### [EXERCISE GOAL]
Images should be left out, and everything else in the listing reproduced exactly.
══ PROVIDED RECORDS ══
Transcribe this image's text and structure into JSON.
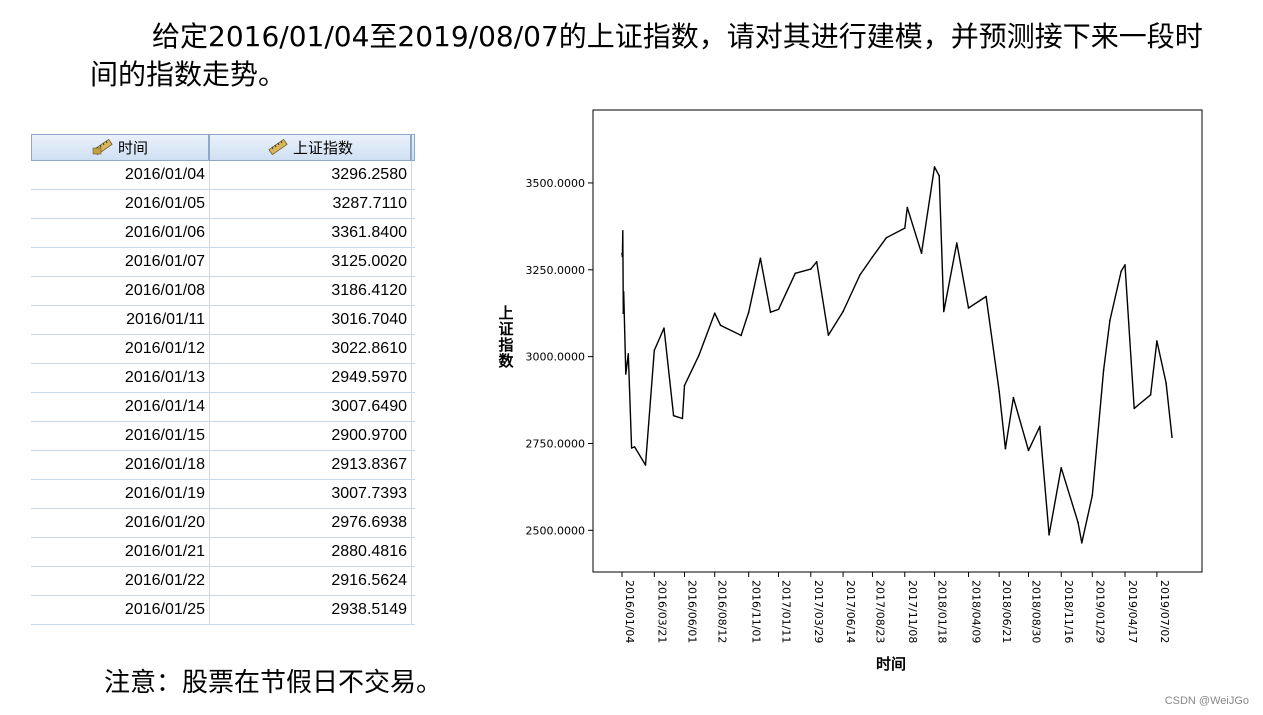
{
  "intro": {
    "text": "给定2016/01/04至2019/08/07的上证指数，请对其进行建模，并预测接下来一段时间的指数走势。"
  },
  "note": "注意：股票在节假日不交易。",
  "watermark": "CSDN @WeiJGo",
  "table": {
    "columns": [
      "时间",
      "上证指数"
    ],
    "rows": [
      [
        "2016/01/04",
        "3296.2580"
      ],
      [
        "2016/01/05",
        "3287.7110"
      ],
      [
        "2016/01/06",
        "3361.8400"
      ],
      [
        "2016/01/07",
        "3125.0020"
      ],
      [
        "2016/01/08",
        "3186.4120"
      ],
      [
        "2016/01/11",
        "3016.7040"
      ],
      [
        "2016/01/12",
        "3022.8610"
      ],
      [
        "2016/01/13",
        "2949.5970"
      ],
      [
        "2016/01/14",
        "3007.6490"
      ],
      [
        "2016/01/15",
        "2900.9700"
      ],
      [
        "2016/01/18",
        "2913.8367"
      ],
      [
        "2016/01/19",
        "3007.7393"
      ],
      [
        "2016/01/20",
        "2976.6938"
      ],
      [
        "2016/01/21",
        "2880.4816"
      ],
      [
        "2016/01/22",
        "2916.5624"
      ],
      [
        "2016/01/25",
        "2938.5149"
      ]
    ]
  },
  "chart_data": {
    "type": "line",
    "title": "",
    "xlabel": "时间",
    "ylabel": "上证指数",
    "ylim": [
      2380,
      3710
    ],
    "yticks": [
      "2500.0000",
      "2750.0000",
      "3000.0000",
      "3250.0000",
      "3500.0000"
    ],
    "ytick_values": [
      2500,
      2750,
      3000,
      3250,
      3500
    ],
    "xticks": [
      "2016/01/04",
      "2016/03/21",
      "2016/06/01",
      "2016/08/12",
      "2016/11/01",
      "2017/01/11",
      "2017/03/29",
      "2017/06/14",
      "2017/08/23",
      "2017/11/08",
      "2018/01/18",
      "2018/04/09",
      "2018/06/21",
      "2018/08/30",
      "2018/11/16",
      "2019/01/29",
      "2019/04/17",
      "2019/07/02"
    ],
    "series": [
      {
        "x": [
          "2016/01/04",
          "2016/01/05",
          "2016/01/06",
          "2016/01/07",
          "2016/01/08",
          "2016/01/13",
          "2016/01/19",
          "2016/01/27",
          "2016/02/03",
          "2016/02/29",
          "2016/03/21",
          "2016/04/13",
          "2016/05/06",
          "2016/05/27",
          "2016/06/01",
          "2016/07/05",
          "2016/08/12",
          "2016/08/26",
          "2016/10/14",
          "2016/11/01",
          "2016/11/29",
          "2016/12/23",
          "2017/01/11",
          "2017/02/20",
          "2017/03/29",
          "2017/04/12",
          "2017/05/10",
          "2017/06/14",
          "2017/07/24",
          "2017/08/23",
          "2017/09/25",
          "2017/11/08",
          "2017/11/14",
          "2017/12/18",
          "2018/01/18",
          "2018/01/29",
          "2018/02/09",
          "2018/03/12",
          "2018/04/09",
          "2018/05/21",
          "2018/06/21",
          "2018/07/06",
          "2018/07/25",
          "2018/08/30",
          "2018/09/26",
          "2018/10/18",
          "2018/11/16",
          "2018/12/26",
          "2019/01/04",
          "2019/01/29",
          "2019/02/25",
          "2019/03/12",
          "2019/04/08",
          "2019/04/17",
          "2019/05/09",
          "2019/06/17",
          "2019/07/02",
          "2019/07/24",
          "2019/08/07"
        ],
        "values": [
          3296,
          3288,
          3362,
          3125,
          3186,
          2950,
          3008,
          2737,
          2740,
          2688,
          3018,
          3082,
          2830,
          2822,
          2917,
          3003,
          3125,
          3090,
          3061,
          3128,
          3283,
          3128,
          3136,
          3240,
          3252,
          3273,
          3062,
          3130,
          3235,
          3287,
          3342,
          3370,
          3429,
          3298,
          3546,
          3521,
          3130,
          3327,
          3140,
          3173,
          2900,
          2735,
          2882,
          2730,
          2799,
          2487,
          2680,
          2523,
          2464,
          2600,
          2961,
          3104,
          3246,
          3264,
          2851,
          2890,
          3045,
          2924,
          2768
        ]
      }
    ]
  }
}
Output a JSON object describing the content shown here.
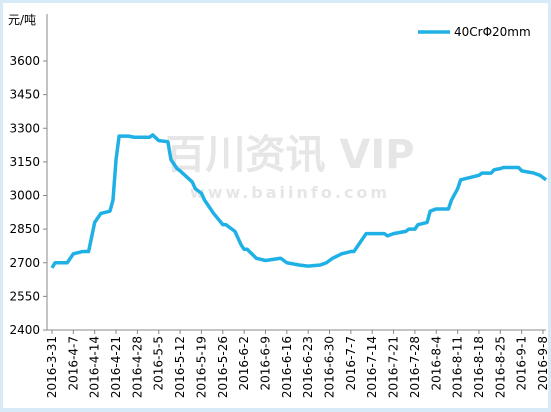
═══
### [EXERCISE ANSWER]
Transcribe this image's text and structure into JSON.
{
  "intro": {
    "text": "给定2016/01/04至2019/08/07的上证指数，请对其进行建模，并预测接下来一段时间的指数走势。"
  },
  "note": "注意：股票在节假日不交易。",
  "watermark": "CSDN @WeiJGo",
  "table": {
    "columns": [
      "时间",
      "上证指数"
    ],
    "rows": [
      [
        "2016/01/04",
        "3296.2580"
      ],
      [
        "2016/01/05",
        "3287.7110"
      ],
      [
        "2016/01/06",
        "3361.8400"
      ],
      [
        "2016/01/07",
        "3125.0020"
      ],
      [
        "2016/01/08",
        "3186.4120"
      ],
      [
        "2016/01/11",
        "3016.7040"
      ],
      [
        "2016/01/12",
        "3022.8610"
      ],
      [
        "2016/01/13",
        "2949.5970"
      ],
      [
        "2016/01/14",
        "3007.6490"
      ],
      [
        "2016/01/15",
        "2900.9700"
      ],
      [
        "2016/01/18",
        "2913.8367"
      ],
      [
        "2016/01/19",
        "3007.7393"
      ],
      [
        "2016/01/20",
        "2976.6938"
      ],
      [
        "2016/01/21",
        "2880.4816"
      ],
      [
        "2016/01/22",
        "2916.5624"
      ],
      [
        "2016/01/25",
        "2938.5149"
      ]
    ]
  },
  "chart_data": {
    "type": "line",
    "title": "",
    "xlabel": "时间",
    "ylabel": "上证指数",
    "ylim": [
      2380,
      3710
    ],
    "yticks": [
      "2500.0000",
      "2750.0000",
      "3000.0000",
      "3250.0000",
      "3500.0000"
    ],
    "ytick_values": [
      2500,
      2750,
      3000,
      3250,
      3500
    ],
    "xticks": [
      "2016/01/04",
      "2016/03/21",
      "2016/06/01",
      "2016/08/12",
      "2016/11/01",
      "2017/01/11",
      "2017/03/29",
      "2017/06/14",
      "2017/08/23",
      "2017/11/08",
      "2018/01/18",
      "2018/04/09",
      "2018/06/21",
      "2018/08/30",
      "2018/11/16",
      "2019/01/29",
      "2019/04/17",
      "2019/07/02"
    ],
    "series": [
      {
        "x": [
          "2016/01/04",
          "2016/01/05",
          "2016/01/06",
          "2016/01/07",
          "2016/01/08",
          "2016/01/13",
          "2016/01/19",
          "2016/01/27",
          "2016/02/03",
          "2016/02/29",
          "2016/03/21",
          "2016/04/13",
          "2016/05/06",
          "2016/05/27",
          "2016/06/01",
          "2016/07/05",
          "2016/08/12",
          "2016/08/26",
          "2016/10/14",
          "2016/11/01",
          "2016/11/29",
          "2016/12/23",
          "2017/01/11",
          "2017/02/20",
          "2017/03/29",
          "2017/04/12",
          "2017/05/10",
          "2017/06/14",
          "2017/07/24",
          "2017/08/23",
          "2017/09/25",
          "2017/11/08",
          "2017/11/14",
          "2017/12/18",
          "2018/01/18",
          "2018/01/29",
          "2018/02/09",
          "2018/03/12",
          "2018/04/09",
          "2018/05/21",
          "2018/06/21",
          "2018/07/06",
          "2018/07/25",
          "2018/08/30",
          "2018/09/26",
          "2018/10/18",
          "2018/11/16",
          "2018/12/26",
          "2019/01/04",
          "2019/01/29",
          "2019/02/25",
          "2019/03/12",
          "2019/04/08",
          "2019/04/17",
          "2019/05/09",
          "2019/06/17",
          "2019/07/02",
          "2019/07/24",
          "2019/08/07"
        ],
        "values": [
          3296,
          3288,
          3362,
          3125,
          3186,
          2950,
          3008,
          2737,
          2740,
          2688,
          3018,
          3082,
          2830,
          2822,
          2917,
          3003,
          3125,
          3090,
          3061,
          3128,
          3283,
          3128,
          3136,
          3240,
          3252,
          3273,
          3062,
          3130,
          3235,
          3287,
          3342,
          3370,
          3429,
          3298,
          3546,
          3521,
          3130,
          3327,
          3140,
          3173,
          2900,
          2735,
          2882,
          2730,
          2799,
          2487,
          2680,
          2523,
          2464,
          2600,
          2961,
          3104,
          3246,
          3264,
          2851,
          2890,
          3045,
          2924,
          2768
        ]
      }
    ]
  }
}
Output a JSON object describing the content shown here.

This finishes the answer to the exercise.